TASK >> Set out the stretch of lines from the start of the records through the line containing "table-cell: 1.02 bbox=[499, 222, 522, 235]" as a Markdown table with the columns Row and Line, omitting any blank lines.
┌─ DATASET
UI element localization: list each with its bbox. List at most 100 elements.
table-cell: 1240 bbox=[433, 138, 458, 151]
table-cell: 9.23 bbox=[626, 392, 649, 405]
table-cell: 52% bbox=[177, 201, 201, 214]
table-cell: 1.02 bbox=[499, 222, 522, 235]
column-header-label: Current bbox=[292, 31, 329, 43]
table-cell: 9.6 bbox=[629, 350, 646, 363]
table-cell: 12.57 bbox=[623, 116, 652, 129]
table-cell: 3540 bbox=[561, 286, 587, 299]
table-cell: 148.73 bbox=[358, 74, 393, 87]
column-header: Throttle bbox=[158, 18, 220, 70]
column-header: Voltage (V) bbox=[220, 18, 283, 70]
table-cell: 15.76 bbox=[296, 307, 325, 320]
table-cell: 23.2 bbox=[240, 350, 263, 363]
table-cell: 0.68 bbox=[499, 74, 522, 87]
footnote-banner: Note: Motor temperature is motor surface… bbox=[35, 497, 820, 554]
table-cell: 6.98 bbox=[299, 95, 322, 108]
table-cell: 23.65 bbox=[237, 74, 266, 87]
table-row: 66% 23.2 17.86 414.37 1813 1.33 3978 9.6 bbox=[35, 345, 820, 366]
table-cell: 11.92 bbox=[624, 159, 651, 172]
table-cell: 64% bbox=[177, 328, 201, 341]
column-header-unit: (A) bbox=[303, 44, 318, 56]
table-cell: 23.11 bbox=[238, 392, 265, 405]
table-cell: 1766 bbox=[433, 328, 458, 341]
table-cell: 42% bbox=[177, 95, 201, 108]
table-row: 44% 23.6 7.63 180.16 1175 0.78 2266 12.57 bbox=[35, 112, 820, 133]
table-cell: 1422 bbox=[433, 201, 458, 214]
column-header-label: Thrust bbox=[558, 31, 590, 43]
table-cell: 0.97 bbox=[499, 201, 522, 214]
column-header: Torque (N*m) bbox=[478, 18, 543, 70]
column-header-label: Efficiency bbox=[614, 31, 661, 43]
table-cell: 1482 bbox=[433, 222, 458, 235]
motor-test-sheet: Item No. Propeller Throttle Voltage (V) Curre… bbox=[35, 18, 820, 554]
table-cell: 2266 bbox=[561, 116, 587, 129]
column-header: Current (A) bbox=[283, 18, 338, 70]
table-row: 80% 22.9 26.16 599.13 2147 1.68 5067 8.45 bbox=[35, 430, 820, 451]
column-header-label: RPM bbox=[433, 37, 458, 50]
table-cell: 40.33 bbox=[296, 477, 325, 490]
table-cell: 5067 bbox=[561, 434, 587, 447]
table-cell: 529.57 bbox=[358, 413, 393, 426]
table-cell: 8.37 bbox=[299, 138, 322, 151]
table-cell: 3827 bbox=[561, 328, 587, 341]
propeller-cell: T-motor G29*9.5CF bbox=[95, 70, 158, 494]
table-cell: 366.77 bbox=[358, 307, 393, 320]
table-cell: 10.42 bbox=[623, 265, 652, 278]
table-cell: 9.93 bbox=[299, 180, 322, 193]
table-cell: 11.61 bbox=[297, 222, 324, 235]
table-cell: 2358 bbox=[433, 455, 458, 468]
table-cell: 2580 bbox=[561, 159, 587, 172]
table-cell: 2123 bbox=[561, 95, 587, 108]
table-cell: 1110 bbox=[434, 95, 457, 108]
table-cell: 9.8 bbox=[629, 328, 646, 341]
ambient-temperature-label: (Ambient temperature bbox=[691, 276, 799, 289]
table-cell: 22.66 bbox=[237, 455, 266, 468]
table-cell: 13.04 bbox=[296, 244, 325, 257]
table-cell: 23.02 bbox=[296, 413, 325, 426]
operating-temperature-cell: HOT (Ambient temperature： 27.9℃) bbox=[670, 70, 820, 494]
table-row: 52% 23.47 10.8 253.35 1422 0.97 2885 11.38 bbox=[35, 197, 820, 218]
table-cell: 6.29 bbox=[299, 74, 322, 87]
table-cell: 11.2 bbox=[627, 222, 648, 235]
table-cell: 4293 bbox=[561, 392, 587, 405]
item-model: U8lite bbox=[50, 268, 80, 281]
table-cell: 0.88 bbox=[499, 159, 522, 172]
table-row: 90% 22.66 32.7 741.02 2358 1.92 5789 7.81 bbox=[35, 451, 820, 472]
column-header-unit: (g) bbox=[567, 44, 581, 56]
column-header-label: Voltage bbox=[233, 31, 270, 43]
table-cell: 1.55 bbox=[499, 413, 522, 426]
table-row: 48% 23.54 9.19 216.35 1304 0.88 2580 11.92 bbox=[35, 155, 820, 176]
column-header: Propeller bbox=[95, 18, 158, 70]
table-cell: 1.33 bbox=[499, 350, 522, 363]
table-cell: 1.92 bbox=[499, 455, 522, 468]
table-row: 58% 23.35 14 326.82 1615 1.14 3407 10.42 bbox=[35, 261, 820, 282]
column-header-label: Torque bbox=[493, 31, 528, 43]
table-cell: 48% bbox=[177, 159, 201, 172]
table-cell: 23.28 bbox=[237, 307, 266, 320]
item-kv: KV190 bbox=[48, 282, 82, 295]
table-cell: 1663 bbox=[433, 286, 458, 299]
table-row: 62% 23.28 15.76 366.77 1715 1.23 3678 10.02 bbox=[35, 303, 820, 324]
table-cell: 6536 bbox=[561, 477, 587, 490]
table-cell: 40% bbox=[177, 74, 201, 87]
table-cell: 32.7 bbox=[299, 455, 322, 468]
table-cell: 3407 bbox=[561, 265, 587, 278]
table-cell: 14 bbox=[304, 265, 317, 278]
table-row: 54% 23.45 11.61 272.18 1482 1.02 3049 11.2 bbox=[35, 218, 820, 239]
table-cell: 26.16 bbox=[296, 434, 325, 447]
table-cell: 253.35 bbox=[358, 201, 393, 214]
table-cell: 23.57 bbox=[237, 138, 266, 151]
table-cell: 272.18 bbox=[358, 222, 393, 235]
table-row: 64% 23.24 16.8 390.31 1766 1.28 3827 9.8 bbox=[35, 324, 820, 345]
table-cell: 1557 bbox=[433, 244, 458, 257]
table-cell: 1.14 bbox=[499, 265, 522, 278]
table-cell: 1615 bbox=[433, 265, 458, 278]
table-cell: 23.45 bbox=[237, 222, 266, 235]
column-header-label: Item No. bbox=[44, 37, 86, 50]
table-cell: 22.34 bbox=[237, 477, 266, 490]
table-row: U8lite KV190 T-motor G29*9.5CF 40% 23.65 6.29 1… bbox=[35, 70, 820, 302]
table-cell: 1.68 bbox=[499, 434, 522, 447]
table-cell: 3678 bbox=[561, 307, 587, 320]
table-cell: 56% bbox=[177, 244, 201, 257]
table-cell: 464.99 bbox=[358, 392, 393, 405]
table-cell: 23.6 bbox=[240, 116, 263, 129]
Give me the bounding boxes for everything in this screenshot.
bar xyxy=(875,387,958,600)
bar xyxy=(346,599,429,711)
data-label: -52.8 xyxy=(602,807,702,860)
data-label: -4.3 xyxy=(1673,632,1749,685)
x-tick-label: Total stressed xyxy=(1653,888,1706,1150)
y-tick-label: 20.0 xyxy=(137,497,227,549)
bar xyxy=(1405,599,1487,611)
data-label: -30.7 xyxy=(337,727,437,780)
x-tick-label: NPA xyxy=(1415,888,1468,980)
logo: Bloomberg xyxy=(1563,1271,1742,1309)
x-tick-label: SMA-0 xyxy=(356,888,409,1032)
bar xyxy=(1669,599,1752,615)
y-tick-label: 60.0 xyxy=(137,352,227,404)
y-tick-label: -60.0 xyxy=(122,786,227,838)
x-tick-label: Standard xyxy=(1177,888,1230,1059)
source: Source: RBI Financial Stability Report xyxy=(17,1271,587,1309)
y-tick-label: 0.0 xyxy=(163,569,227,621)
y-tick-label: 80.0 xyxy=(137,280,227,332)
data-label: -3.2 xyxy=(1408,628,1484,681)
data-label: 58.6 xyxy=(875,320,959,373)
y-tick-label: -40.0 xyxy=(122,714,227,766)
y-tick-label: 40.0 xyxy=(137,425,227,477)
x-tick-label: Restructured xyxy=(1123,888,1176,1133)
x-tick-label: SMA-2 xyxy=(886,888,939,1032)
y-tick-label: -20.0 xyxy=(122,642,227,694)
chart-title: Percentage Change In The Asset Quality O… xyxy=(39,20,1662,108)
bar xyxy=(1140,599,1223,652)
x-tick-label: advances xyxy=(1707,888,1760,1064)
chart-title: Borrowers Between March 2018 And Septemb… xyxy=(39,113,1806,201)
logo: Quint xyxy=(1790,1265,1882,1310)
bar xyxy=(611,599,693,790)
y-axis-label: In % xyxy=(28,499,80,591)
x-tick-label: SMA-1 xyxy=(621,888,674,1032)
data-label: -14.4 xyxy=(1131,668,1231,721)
└─
OUTPUT >>
| Row | Line |
|---|---|
| 1 | UI element localization: list each with its bbox. List at most 100 elements. |
| 2 | table-cell: 1240 bbox=[433, 138, 458, 151] |
| 3 | table-cell: 9.23 bbox=[626, 392, 649, 405] |
| 4 | table-cell: 52% bbox=[177, 201, 201, 214] |
| 5 | table-cell: 1.02 bbox=[499, 222, 522, 235] |